Set task:
Gather each line of the entries below that includes "твердое".

▼

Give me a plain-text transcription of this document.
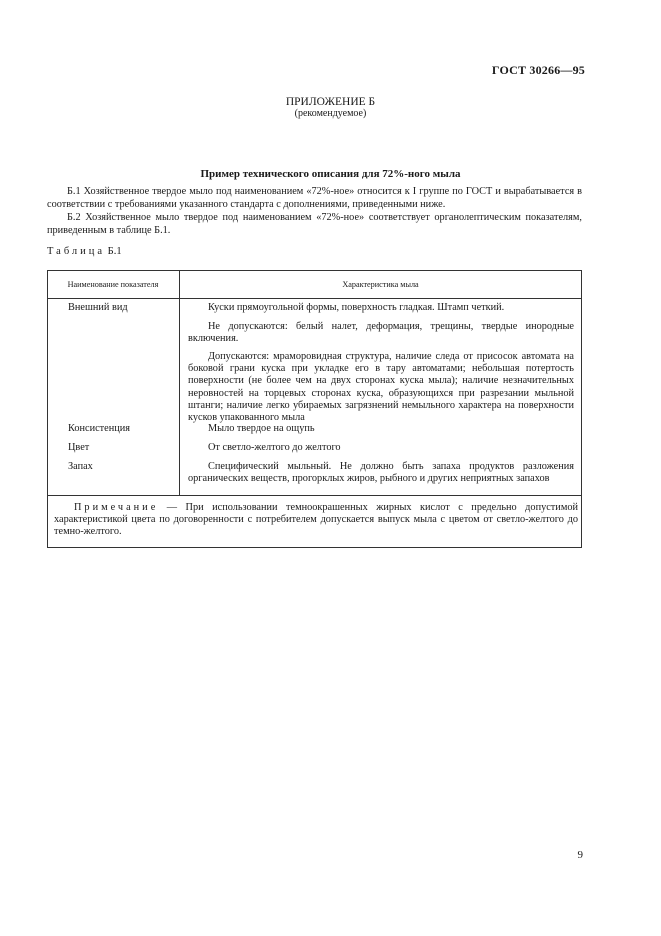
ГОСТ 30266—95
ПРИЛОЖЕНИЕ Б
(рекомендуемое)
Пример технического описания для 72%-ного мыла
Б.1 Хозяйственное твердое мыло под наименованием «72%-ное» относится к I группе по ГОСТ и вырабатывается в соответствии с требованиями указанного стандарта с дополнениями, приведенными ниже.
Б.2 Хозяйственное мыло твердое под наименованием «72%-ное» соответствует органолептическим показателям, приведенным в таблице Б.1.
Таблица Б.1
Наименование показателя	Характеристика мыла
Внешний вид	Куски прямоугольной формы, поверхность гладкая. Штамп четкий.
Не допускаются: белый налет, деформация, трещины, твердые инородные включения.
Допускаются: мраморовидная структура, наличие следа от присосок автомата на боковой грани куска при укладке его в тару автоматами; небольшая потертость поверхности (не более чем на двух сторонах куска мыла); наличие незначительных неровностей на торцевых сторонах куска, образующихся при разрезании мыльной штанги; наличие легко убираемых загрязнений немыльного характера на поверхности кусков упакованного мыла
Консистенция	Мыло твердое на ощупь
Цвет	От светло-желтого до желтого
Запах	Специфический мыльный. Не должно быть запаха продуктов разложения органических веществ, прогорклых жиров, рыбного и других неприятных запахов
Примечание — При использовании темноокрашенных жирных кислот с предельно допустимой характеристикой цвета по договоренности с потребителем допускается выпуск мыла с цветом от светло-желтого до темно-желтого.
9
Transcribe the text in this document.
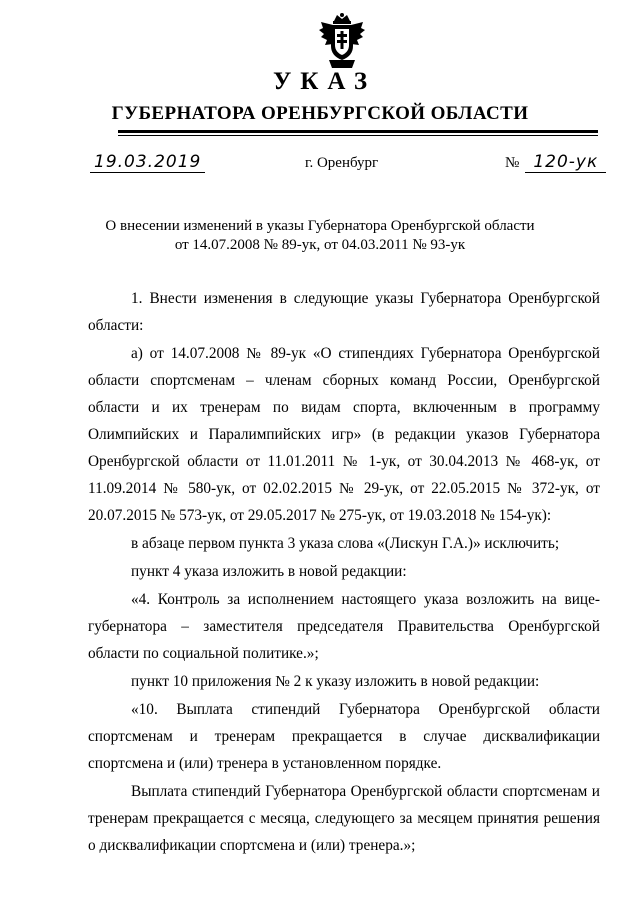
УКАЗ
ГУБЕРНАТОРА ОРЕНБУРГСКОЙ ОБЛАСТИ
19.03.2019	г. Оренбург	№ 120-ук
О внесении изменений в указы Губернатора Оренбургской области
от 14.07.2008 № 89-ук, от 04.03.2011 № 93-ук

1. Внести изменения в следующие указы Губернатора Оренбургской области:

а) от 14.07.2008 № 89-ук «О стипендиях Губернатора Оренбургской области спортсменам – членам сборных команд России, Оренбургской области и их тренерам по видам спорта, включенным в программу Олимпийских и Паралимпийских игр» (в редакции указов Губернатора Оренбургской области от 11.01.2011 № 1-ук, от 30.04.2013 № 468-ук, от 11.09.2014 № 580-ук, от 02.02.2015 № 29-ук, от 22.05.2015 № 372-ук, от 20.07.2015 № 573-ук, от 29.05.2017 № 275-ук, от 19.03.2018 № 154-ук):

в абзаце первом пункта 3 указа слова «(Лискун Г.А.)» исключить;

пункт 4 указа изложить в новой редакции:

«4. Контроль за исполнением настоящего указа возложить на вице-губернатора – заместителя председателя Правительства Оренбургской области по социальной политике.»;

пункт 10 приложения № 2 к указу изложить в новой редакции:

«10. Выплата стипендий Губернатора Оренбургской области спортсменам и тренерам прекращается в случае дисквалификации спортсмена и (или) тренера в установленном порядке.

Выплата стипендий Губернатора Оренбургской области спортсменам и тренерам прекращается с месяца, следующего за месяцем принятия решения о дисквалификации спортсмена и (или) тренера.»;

▲

Response to this exercise:
Б.1 Хозяйственное твердое мыло под наименованием «72%-ное» относится к I группе по ГОСТ и вырабатывается в соответствии с требованиями указанного стандарта с дополнениями, приведенными ниже.
Б.2 Хозяйственное мыло твердое под наименованием «72%-ное» соответствует органолептическим показателям, приведенным в таблице Б.1.
Консистенция	Мыло твердое на ощупь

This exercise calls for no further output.